* **Stored dataset items**
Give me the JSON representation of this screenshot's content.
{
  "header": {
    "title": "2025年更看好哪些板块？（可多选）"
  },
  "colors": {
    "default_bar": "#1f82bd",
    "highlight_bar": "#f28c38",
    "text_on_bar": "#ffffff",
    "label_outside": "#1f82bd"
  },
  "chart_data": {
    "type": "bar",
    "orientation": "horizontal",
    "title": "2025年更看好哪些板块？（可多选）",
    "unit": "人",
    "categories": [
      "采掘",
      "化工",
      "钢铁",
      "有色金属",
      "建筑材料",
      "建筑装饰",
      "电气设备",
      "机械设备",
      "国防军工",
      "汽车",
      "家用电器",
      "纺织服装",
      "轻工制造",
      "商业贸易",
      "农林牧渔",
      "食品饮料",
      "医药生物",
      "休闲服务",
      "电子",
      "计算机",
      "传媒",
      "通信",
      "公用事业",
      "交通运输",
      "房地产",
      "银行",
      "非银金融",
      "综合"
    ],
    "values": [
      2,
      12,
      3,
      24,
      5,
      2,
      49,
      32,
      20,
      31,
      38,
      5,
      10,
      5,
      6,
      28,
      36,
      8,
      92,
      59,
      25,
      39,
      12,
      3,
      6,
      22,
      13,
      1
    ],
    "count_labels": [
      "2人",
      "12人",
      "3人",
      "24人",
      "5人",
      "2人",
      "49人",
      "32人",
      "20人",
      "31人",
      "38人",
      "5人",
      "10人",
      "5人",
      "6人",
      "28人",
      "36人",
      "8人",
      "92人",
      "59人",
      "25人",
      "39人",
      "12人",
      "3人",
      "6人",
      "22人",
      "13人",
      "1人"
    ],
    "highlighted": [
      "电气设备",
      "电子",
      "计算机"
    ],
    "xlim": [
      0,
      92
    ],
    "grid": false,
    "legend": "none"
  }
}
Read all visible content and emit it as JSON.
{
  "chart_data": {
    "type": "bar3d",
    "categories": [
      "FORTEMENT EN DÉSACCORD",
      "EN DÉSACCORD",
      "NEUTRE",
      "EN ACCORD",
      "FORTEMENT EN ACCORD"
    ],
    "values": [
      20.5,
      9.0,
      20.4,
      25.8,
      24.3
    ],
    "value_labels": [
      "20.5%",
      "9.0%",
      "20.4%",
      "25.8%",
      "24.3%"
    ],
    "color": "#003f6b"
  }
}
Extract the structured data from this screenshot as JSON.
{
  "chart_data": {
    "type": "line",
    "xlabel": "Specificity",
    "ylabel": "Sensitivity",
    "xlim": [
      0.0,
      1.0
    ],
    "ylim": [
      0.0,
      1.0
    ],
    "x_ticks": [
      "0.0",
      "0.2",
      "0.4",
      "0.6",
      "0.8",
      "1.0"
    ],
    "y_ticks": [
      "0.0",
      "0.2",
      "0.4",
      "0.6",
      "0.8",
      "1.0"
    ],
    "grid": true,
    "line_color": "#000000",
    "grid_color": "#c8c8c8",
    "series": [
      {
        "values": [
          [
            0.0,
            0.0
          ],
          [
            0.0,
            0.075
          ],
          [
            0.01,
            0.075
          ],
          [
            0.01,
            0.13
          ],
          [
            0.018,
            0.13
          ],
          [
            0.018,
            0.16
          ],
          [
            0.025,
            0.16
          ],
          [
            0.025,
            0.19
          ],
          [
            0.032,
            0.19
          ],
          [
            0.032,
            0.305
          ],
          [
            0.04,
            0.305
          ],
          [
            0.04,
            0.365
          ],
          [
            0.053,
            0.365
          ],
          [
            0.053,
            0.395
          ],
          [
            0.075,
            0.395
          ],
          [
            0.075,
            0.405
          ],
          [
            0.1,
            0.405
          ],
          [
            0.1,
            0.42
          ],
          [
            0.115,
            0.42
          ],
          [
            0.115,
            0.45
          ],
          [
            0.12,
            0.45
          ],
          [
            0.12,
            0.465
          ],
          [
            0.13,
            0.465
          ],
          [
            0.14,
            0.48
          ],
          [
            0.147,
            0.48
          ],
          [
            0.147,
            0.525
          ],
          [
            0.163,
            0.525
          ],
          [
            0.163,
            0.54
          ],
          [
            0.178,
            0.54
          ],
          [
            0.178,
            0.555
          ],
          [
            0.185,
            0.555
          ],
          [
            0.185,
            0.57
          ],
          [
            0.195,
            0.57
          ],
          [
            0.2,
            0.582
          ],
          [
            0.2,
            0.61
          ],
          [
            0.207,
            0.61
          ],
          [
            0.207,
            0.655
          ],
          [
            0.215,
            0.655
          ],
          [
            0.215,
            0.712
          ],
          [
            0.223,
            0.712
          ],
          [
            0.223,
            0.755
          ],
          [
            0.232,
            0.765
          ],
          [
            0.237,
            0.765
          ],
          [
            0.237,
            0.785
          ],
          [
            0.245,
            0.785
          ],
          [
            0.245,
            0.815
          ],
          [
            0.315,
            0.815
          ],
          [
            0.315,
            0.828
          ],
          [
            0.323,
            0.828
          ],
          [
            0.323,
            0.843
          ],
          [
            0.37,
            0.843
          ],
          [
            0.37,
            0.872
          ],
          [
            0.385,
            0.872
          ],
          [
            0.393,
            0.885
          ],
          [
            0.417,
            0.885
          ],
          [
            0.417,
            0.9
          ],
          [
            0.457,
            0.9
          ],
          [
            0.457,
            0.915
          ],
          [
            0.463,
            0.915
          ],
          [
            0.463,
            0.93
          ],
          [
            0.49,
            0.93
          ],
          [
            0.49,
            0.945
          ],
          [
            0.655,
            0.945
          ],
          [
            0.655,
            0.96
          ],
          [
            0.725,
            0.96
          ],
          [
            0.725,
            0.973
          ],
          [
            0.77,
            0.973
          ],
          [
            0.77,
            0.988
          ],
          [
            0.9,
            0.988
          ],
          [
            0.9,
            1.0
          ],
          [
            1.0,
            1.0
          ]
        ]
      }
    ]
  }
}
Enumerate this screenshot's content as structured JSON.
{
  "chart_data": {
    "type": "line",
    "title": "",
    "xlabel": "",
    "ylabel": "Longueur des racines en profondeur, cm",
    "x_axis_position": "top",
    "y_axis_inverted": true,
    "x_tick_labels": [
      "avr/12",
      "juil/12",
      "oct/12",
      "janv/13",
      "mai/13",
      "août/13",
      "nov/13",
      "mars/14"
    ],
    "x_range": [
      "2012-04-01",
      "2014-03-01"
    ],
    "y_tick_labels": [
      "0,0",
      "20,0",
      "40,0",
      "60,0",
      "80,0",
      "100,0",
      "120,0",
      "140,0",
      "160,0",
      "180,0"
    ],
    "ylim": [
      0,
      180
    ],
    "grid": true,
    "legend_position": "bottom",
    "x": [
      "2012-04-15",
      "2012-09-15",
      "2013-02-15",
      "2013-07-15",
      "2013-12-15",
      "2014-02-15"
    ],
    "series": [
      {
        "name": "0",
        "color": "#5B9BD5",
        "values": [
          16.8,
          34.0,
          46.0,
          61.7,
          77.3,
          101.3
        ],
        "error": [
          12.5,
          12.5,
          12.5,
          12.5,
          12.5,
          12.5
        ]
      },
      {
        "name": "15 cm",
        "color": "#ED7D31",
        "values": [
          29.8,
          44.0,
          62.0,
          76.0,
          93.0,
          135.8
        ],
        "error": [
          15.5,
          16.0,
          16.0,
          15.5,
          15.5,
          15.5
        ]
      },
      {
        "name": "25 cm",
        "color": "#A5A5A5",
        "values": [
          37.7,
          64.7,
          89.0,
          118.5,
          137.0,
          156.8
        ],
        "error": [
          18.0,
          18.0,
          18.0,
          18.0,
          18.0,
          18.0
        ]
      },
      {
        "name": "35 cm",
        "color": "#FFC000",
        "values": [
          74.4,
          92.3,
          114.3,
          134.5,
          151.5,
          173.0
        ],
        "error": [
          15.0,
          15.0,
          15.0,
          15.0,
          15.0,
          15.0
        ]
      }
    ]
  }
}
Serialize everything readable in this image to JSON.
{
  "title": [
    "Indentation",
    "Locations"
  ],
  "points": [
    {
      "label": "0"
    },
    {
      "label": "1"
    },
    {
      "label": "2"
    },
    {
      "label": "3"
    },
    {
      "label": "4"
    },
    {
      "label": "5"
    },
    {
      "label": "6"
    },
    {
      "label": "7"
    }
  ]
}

* **Task requirements**
From the data above, count the lines where "FORTEMENT" occurs and give that figure and nothing else.

* **Result of this exercise**
2